WRITTEN INSTRUCTION ::
Retype every entry word for word.

▬▬▬▬▬▬

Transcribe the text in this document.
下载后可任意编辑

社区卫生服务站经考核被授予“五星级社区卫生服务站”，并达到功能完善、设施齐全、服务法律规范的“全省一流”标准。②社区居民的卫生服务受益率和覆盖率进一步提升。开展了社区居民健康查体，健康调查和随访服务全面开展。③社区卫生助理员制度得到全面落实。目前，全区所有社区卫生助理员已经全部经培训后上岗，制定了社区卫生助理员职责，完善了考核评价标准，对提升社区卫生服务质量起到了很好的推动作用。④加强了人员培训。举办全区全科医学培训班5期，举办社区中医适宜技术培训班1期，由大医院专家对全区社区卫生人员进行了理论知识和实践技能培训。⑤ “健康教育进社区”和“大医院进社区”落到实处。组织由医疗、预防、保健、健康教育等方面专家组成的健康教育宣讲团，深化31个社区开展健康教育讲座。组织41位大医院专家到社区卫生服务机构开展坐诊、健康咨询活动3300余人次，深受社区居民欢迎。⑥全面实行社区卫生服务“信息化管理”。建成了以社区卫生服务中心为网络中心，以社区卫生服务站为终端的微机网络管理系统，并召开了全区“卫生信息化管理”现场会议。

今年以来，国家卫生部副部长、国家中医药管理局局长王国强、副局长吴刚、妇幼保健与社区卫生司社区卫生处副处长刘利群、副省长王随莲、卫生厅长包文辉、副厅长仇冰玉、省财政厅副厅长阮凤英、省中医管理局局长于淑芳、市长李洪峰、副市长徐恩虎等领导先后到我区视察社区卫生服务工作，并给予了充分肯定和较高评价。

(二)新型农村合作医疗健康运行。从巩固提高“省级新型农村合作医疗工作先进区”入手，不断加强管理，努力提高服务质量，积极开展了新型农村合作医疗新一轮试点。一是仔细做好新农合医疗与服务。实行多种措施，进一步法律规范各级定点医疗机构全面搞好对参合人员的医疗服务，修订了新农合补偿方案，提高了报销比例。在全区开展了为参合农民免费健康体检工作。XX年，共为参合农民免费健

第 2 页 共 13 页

▬▬▬▬▬▬

RESULT OF THIS EXERCISE ::
Transcribe the text in this document.
下载后可任意编辑

社区卫生服务站经考核被授予“五星级社区卫生服务站”，并达到功能完善、设施齐全、服务法律规范的“全省一流”标准。②社区居民的卫生服务受益率和覆盖率进一步提升。开展了社区居民健康查体，健康调查和随访服务全面开展。③社区卫生助理员制度得到全面落实。目前，全区所有社区卫生助理员已经全部经培训后上岗，制定了社区卫生助理员职责，完善了考核评价标准，对提升社区卫生服务质量起到了很好的推动作用。④加强了人员培训。举办全区全科医学培训班5期，举办社区中医适宜技术培训班1期，由大医院专家对全区社区卫生人员进行了理论知识和实践技能培训。⑤ “健康教育进社区”和“大医院进社区”落到实处。组织由医疗、预防、保健、健康教育等方面专家组成的健康教育宣讲团，深化31个社区开展健康教育讲座。组织41位大医院专家到社区卫生服务机构开展坐诊、健康咨询活动3300余人次，深受社区居民欢迎。⑥全面实行社区卫生服务“信息化管理”。建成了以社区卫生服务中心为网络中心，以社区卫生服务站为终端的微机网络管理系统，并召开了全区“卫生信息化管理”现场会议。

今年以来，国家卫生部副部长、国家中医药管理局局长王国强、副局长吴刚、妇幼保健与社区卫生司社区卫生处副处长刘利群、副省长王随莲、卫生厅长包文辉、副厅长仇冰玉、省财政厅副厅长阮凤英、省中医管理局局长于淑芳、市长李洪峰、副市长徐恩虎等领导先后到我区视察社区卫生服务工作，并给予了充分肯定和较高评价。

(二)新型农村合作医疗健康运行。从巩固提高“省级新型农村合作医疗工作先进区”入手，不断加强管理，努力提高服务质量，积极开展了新型农村合作医疗新一轮试点。一是仔细做好新农合医疗与服务。实行多种措施，进一步法律规范各级定点医疗机构全面搞好对参合人员的医疗服务，修订了新农合补偿方案，提高了报销比例。在全区开展了为参合农民免费健康体检工作。XX年，共为参合农民免费健

第 2 页 共 13 页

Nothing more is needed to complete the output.